(Structured figure records)
— start —

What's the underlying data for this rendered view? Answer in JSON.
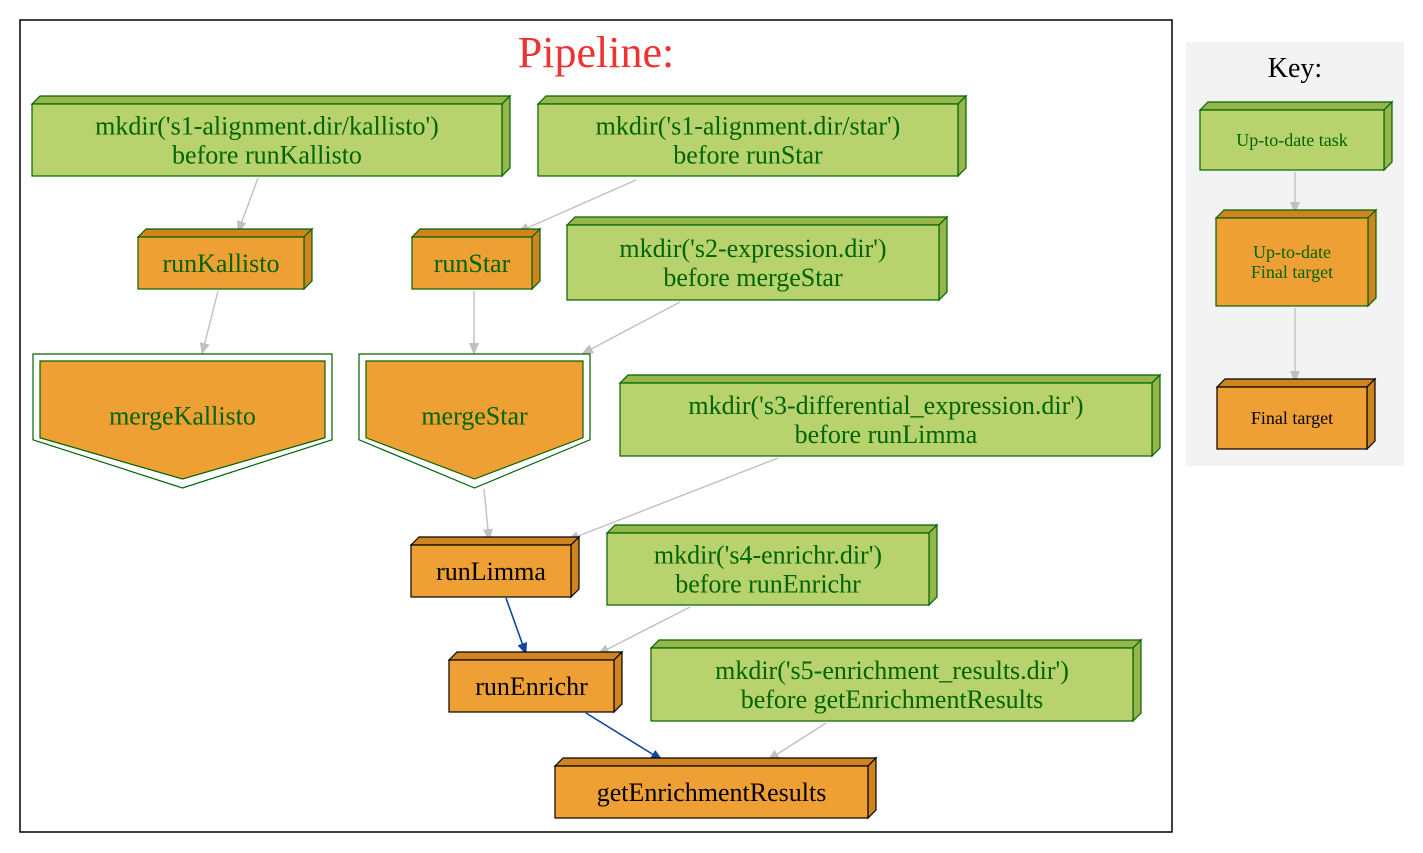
{
  "pipeline": {
    "title": "Pipeline:",
    "colors": {
      "title": "#ee3333",
      "green_fill": "#b8d26e",
      "green_side": "#96b64c",
      "green_stroke": "#006400",
      "orange_fill": "#eea035",
      "orange_side": "#cf8420",
      "edge_gray": "#c0c0c0",
      "edge_blue": "#0d47a1"
    },
    "nodes": [
      {
        "id": "mk-kallisto",
        "kind": "uptodate",
        "lines": [
          "mkdir('s1-alignment.dir/kallisto')",
          "before runKallisto"
        ]
      },
      {
        "id": "mk-star",
        "kind": "uptodate",
        "lines": [
          "mkdir('s1-alignment.dir/star')",
          "before runStar"
        ]
      },
      {
        "id": "run-kallisto",
        "kind": "uptodate-final",
        "lines": [
          "runKallisto"
        ]
      },
      {
        "id": "run-star",
        "kind": "uptodate-final",
        "lines": [
          "runStar"
        ]
      },
      {
        "id": "mk-expression",
        "kind": "uptodate",
        "lines": [
          "mkdir('s2-expression.dir')",
          "before mergeStar"
        ]
      },
      {
        "id": "merge-kallisto",
        "kind": "uptodate-final-merge",
        "lines": [
          "mergeKallisto"
        ]
      },
      {
        "id": "merge-star",
        "kind": "uptodate-final-merge",
        "lines": [
          "mergeStar"
        ]
      },
      {
        "id": "mk-diffexp",
        "kind": "uptodate",
        "lines": [
          "mkdir('s3-differential_expression.dir')",
          "before runLimma"
        ]
      },
      {
        "id": "run-limma",
        "kind": "final",
        "lines": [
          "runLimma"
        ]
      },
      {
        "id": "mk-enrichr",
        "kind": "uptodate",
        "lines": [
          "mkdir('s4-enrichr.dir')",
          "before runEnrichr"
        ]
      },
      {
        "id": "run-enrichr",
        "kind": "final",
        "lines": [
          "runEnrichr"
        ]
      },
      {
        "id": "mk-enrich-results",
        "kind": "uptodate",
        "lines": [
          "mkdir('s5-enrichment_results.dir')",
          "before getEnrichmentResults"
        ]
      },
      {
        "id": "get-enrichment-results",
        "kind": "final",
        "lines": [
          "getEnrichmentResults"
        ]
      }
    ],
    "edges": [
      {
        "from": "mk-kallisto",
        "to": "run-kallisto",
        "style": "uptodate"
      },
      {
        "from": "mk-star",
        "to": "run-star",
        "style": "uptodate"
      },
      {
        "from": "run-kallisto",
        "to": "merge-kallisto",
        "style": "uptodate"
      },
      {
        "from": "run-star",
        "to": "merge-star",
        "style": "uptodate"
      },
      {
        "from": "mk-expression",
        "to": "merge-star",
        "style": "uptodate"
      },
      {
        "from": "merge-star",
        "to": "run-limma",
        "style": "uptodate"
      },
      {
        "from": "mk-diffexp",
        "to": "run-limma",
        "style": "uptodate"
      },
      {
        "from": "run-limma",
        "to": "run-enrichr",
        "style": "final"
      },
      {
        "from": "mk-enrichr",
        "to": "run-enrichr",
        "style": "uptodate"
      },
      {
        "from": "run-enrichr",
        "to": "get-enrichment-results",
        "style": "final"
      },
      {
        "from": "mk-enrich-results",
        "to": "get-enrichment-results",
        "style": "uptodate"
      }
    ]
  },
  "key": {
    "title": "Key:",
    "items": [
      {
        "id": "key-uptodate-task",
        "kind": "uptodate",
        "lines": [
          "Up-to-date task"
        ]
      },
      {
        "id": "key-uptodate-final",
        "kind": "uptodate-final",
        "lines": [
          "Up-to-date",
          "Final target"
        ]
      },
      {
        "id": "key-final",
        "kind": "final",
        "lines": [
          "Final target"
        ]
      }
    ],
    "edges": [
      {
        "from": "key-uptodate-task",
        "to": "key-uptodate-final"
      },
      {
        "from": "key-uptodate-final",
        "to": "key-final"
      }
    ]
  }
}
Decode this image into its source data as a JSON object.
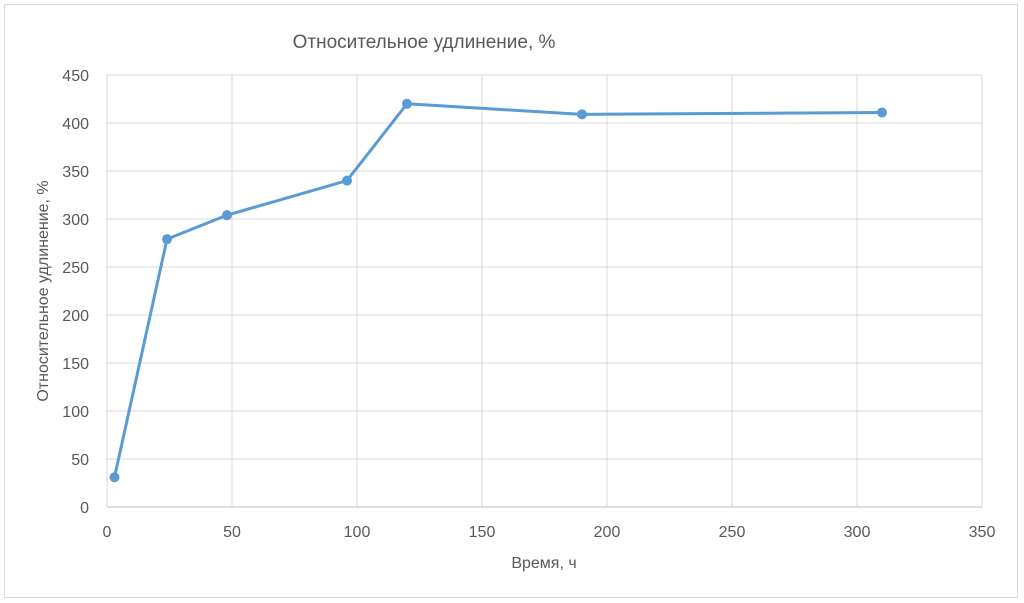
{
  "chart_data": {
    "type": "line",
    "title": "Относительное удлинение, %",
    "xlabel": "Время, ч",
    "ylabel": "Относительное удлинение, %",
    "xlim": [
      0,
      350
    ],
    "ylim": [
      0,
      450
    ],
    "xticks": [
      0,
      50,
      100,
      150,
      200,
      250,
      300,
      350
    ],
    "yticks": [
      0,
      50,
      100,
      150,
      200,
      250,
      300,
      350,
      400,
      450
    ],
    "grid": true,
    "legend": "none",
    "color": "#5b9bd5",
    "x": [
      3,
      24,
      48,
      96,
      120,
      190,
      310
    ],
    "y": [
      31,
      279,
      304,
      340,
      420,
      409,
      411
    ]
  }
}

— end —

Only the lines from the one holding "Decode this image" through the last line of the records should be output, please, exactly and without any pictures.

Decode this image into its source data as a JSON object.
{
  "chart_data": {
    "type": "line",
    "title": "Относительное удлинение, %",
    "xlabel": "Время, ч",
    "ylabel": "Относительное удлинение, %",
    "xlim": [
      0,
      350
    ],
    "ylim": [
      0,
      450
    ],
    "xticks": [
      0,
      50,
      100,
      150,
      200,
      250,
      300,
      350
    ],
    "yticks": [
      0,
      50,
      100,
      150,
      200,
      250,
      300,
      350,
      400,
      450
    ],
    "grid": true,
    "legend": "none",
    "color": "#5b9bd5",
    "x": [
      3,
      24,
      48,
      96,
      120,
      190,
      310
    ],
    "y": [
      31,
      279,
      304,
      340,
      420,
      409,
      411
    ]
  }
}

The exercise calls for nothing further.